> [Bloque de texto]
No hay lecturas pequeñas

Sin embargo, suelen ponerse interesantes las lecturas de obra en voz de sus autores. No sólo porque el público conoce a los participantes, el sentido del humor y hasta la seriedad con la que imparten magisterio; claro, de paso atiende uno el énfasis del autor en sus temas. Pero siempre hay personajes, de parte de los organizadores o de parte del público, empeñados en exigirle al escritor que esa experiencia literaria se convierta en un acto performativo de mala calidad. Es decir, piden al autor que declame su obra. Lea bien, indican, pero en el fondo esperan la reencarnación de El vate del calcho, ese prototipo literario que nació en el laboratorio televisivo de La carabina de Ambrosio enunciando: Damas y caballeros, la palabra canta.

> [Instrucción dada]
Copia del texto sobre las lecturas de obra en voz de sus autores el fragmento que va de «Sin embargo, suelen» a «la palabra canta.», ambos incluidos.

> [Registros extraídos]
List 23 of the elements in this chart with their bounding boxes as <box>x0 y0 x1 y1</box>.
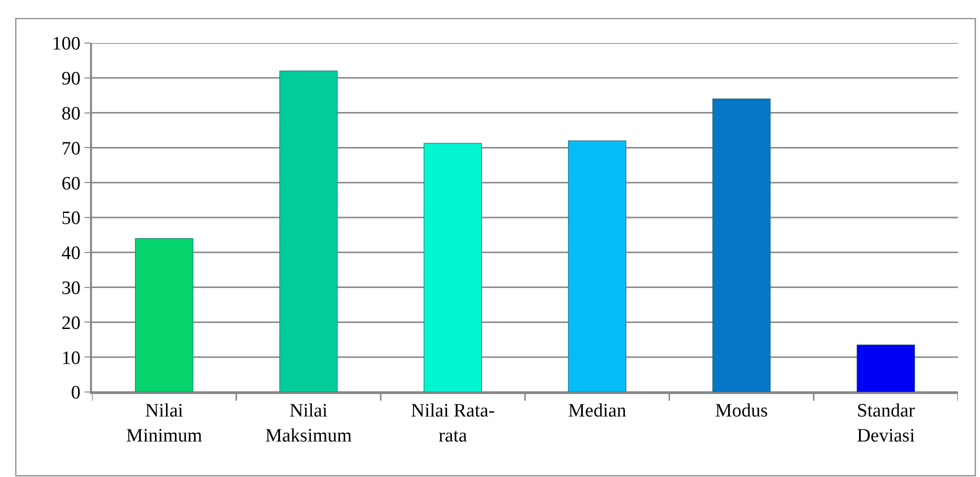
y-tick-label: 90 <box>61 68 80 90</box>
y-tick-label: 80 <box>61 103 80 124</box>
x-tick-label: Standar Deviasi <box>856 400 916 446</box>
bar <box>135 238 194 392</box>
bar <box>424 142 482 392</box>
y-tick-label: 70 <box>61 138 80 160</box>
y-tick-label: 0 <box>70 382 80 404</box>
y-tick-label: 40 <box>61 243 80 264</box>
bar <box>279 70 338 392</box>
y-tick-label: 20 <box>61 312 80 334</box>
bar <box>856 344 915 392</box>
bar <box>568 140 626 392</box>
bar <box>712 98 771 392</box>
x-tick-label: Nilai Minimum <box>126 400 202 446</box>
y-tick-label: 10 <box>61 348 80 369</box>
y-tick-label: 100 <box>52 34 80 55</box>
x-tick-label: Median <box>568 400 627 422</box>
x-tick-label: Modus <box>715 400 768 422</box>
x-tick-label: Nilai Rata-rata <box>410 400 495 446</box>
y-tick-label: 50 <box>61 208 80 230</box>
x-tick-label: Nilai Maksimum <box>265 400 352 446</box>
y-tick-label: 60 <box>61 173 80 194</box>
y-tick-label: 30 <box>61 278 80 299</box>
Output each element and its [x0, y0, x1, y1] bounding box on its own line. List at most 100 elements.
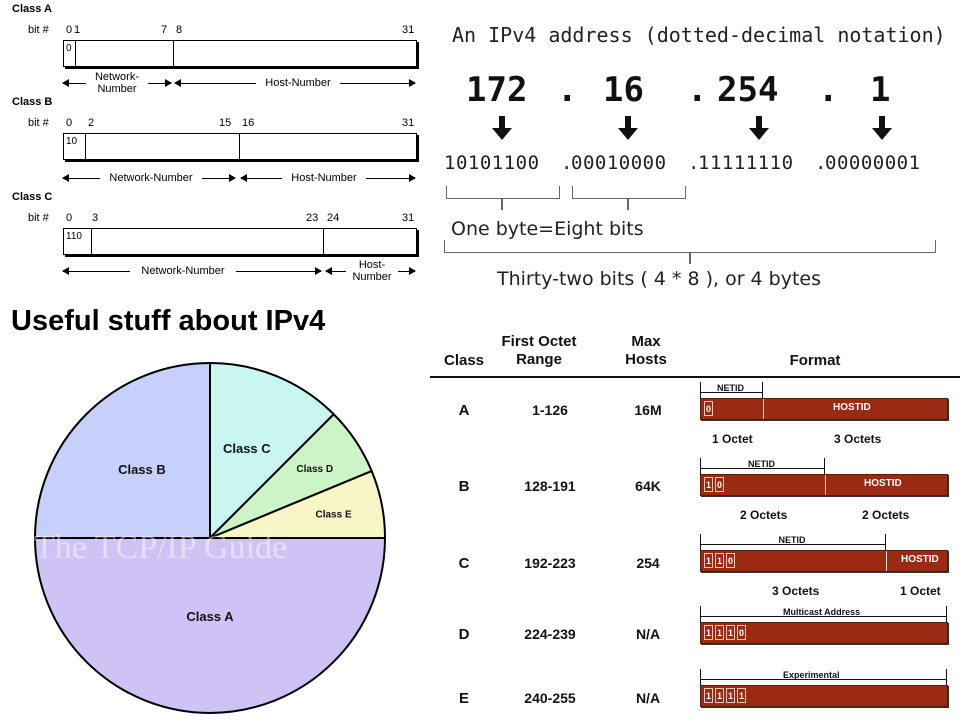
octet-dot: . [818, 70, 839, 110]
bit-number: 31 [402, 117, 415, 129]
header-divider [430, 376, 960, 378]
bit-number: 15 [219, 117, 232, 129]
host-range-label: Host- Number [346, 259, 398, 283]
table-cell-hosts: N/A [635, 690, 661, 706]
octet-count-label: 1 Octet [900, 584, 941, 598]
byte-bracket [572, 186, 686, 199]
binary-octet: 00010000 [571, 152, 667, 174]
netid-label: NETID [717, 383, 744, 393]
network-range-label: Network-Number [100, 172, 202, 184]
binary-dot: . [561, 152, 573, 174]
table-cell-class: C [458, 555, 470, 572]
binary-dot: . [815, 152, 827, 174]
format-bit-cell: 1 [704, 477, 713, 492]
table-cell-hosts: 254 [636, 555, 660, 571]
binary-dot: . [688, 152, 700, 174]
format-bracket-mark [700, 458, 701, 474]
hostid-label: HOSTID [833, 402, 871, 413]
format-bit-cell: 0 [704, 401, 713, 416]
column-header-range: First Octet Range [501, 333, 577, 368]
netid-separator [763, 399, 764, 419]
format-bit-cell: 0 [737, 625, 746, 640]
network-segment [86, 134, 240, 159]
bracket-tick [627, 198, 629, 210]
format-bit-cell: 1 [726, 625, 735, 640]
octet-value: 172 [466, 70, 528, 110]
bit-number: 23 [306, 212, 319, 224]
hostid-label: HOSTID [864, 478, 902, 489]
format-bracket-mark [762, 382, 763, 398]
bit-number: 24 [327, 212, 340, 224]
table-cell-class: D [458, 626, 470, 643]
format-top-label: Multicast Address [783, 607, 861, 617]
format-bracket-line [700, 392, 762, 393]
table-cell-range: 240-255 [524, 690, 576, 706]
pie-slice-label: Class C [223, 441, 271, 456]
table-cell-class: E [458, 690, 469, 707]
class-a-bit-bar: 0 [63, 40, 417, 67]
bit-label: bit # [28, 212, 49, 224]
table-cell-hosts: N/A [635, 626, 661, 642]
class-a-title: Class A [12, 3, 52, 15]
format-bit-cell: 1 [726, 688, 735, 703]
column-header-format: Format [789, 352, 841, 369]
column-header-hosts: Max Hosts [625, 333, 667, 368]
format-bracket-mark [700, 669, 701, 685]
watermark-text: The TCP/IP Guide [34, 529, 287, 566]
table-cell-class: A [458, 402, 470, 419]
format-bit-cell: 1 [704, 625, 713, 640]
table-cell-range: 192-223 [524, 555, 576, 571]
octet-value: 16 [603, 70, 644, 110]
network-segment [76, 41, 174, 66]
format-bracket-line [700, 544, 885, 545]
bit-label: bit # [28, 24, 49, 36]
table-cell-hosts: 64K [635, 478, 661, 494]
table-cell-range: 224-239 [524, 626, 576, 642]
format-bar: 0 HOSTID [700, 398, 948, 420]
format-bracket-mark [946, 669, 947, 685]
format-bracket-line [700, 616, 946, 617]
format-bit-cell: 1 [715, 553, 724, 568]
dotted-decimal-title: An IPv4 address (dotted-decimal notation… [452, 23, 946, 47]
netid-separator [886, 551, 887, 571]
byte-bracket [446, 186, 560, 199]
format-bracket-mark [885, 534, 886, 550]
bit-number: 3 [92, 212, 99, 224]
one-byte-note: One byte=Eight bits [451, 218, 644, 240]
page-title: Useful stuff about IPv4 [11, 305, 326, 337]
table-cell-range: 128-191 [524, 478, 576, 494]
bit-number: 7 [161, 24, 168, 36]
format-bar: 1 0 HOSTID [700, 474, 948, 496]
netid-label: NETID [778, 535, 806, 545]
format-bit-cell: 1 [704, 688, 713, 703]
format-bit-cell: 1 [704, 553, 713, 568]
network-range-label: Network-Number [130, 265, 236, 277]
hostid-label: HOSTID [901, 554, 939, 565]
bit-number: 31 [402, 24, 415, 36]
pie-slice-label: Class D [296, 464, 333, 475]
binary-octet: 00000001 [825, 152, 921, 174]
network-range-label: Network- Number [86, 71, 148, 95]
octet-dot: . [557, 70, 578, 110]
total-bits-note: Thirty-two bits ( 4 * 8 ), or 4 bytes [497, 268, 822, 290]
netid-separator [825, 475, 826, 495]
table-cell-range: 1-126 [532, 402, 568, 418]
format-bit-cell: 0 [715, 477, 724, 492]
bit-number: 16 [242, 117, 255, 129]
format-bracket-mark [700, 382, 701, 398]
bit-number: 31 [402, 212, 415, 224]
bit-label: bit # [28, 117, 49, 129]
format-bracket-mark [824, 458, 825, 474]
class-distribution-pie: The TCP/IP Guide Class B Class C Class D Cl… [33, 361, 387, 714]
octet-count-label: 3 Octets [772, 584, 820, 598]
class-prefix-bits: 10 [64, 134, 86, 159]
host-range-label: Host-Number [282, 172, 366, 184]
format-bracket-mark [700, 606, 701, 622]
column-header-class: Class [443, 352, 485, 369]
class-c-title: Class C [12, 191, 53, 203]
format-bracket-mark [700, 534, 701, 550]
class-b-bit-bar: 10 [63, 133, 417, 160]
class-c-bit-bar: 110 [63, 228, 417, 255]
bit-number: 2 [88, 117, 95, 129]
network-segment [92, 229, 324, 254]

> [Respuesta esperada]
Sin embargo, suelen ponerse interesantes las lecturas de obra en voz de sus autores. No sólo porque el público conoce a los participantes, el sentido del humor y hasta la seriedad con la que imparten magisterio; claro, de paso atiende uno el énfasis del autor en sus temas. Pero siempre hay personajes, de parte de los organizadores o de parte del público, empeñados en exigirle al escritor que esa experiencia literaria se convierta en un acto performativo de mala calidad. Es decir, piden al autor que declame su obra. Lea bien, indican, pero en el fondo esperan la reencarnación de El vate del calcho, ese prototipo literario que nació en el laboratorio televisivo de La carabina de Ambrosio enunciando: Damas y caballeros, la palabra canta.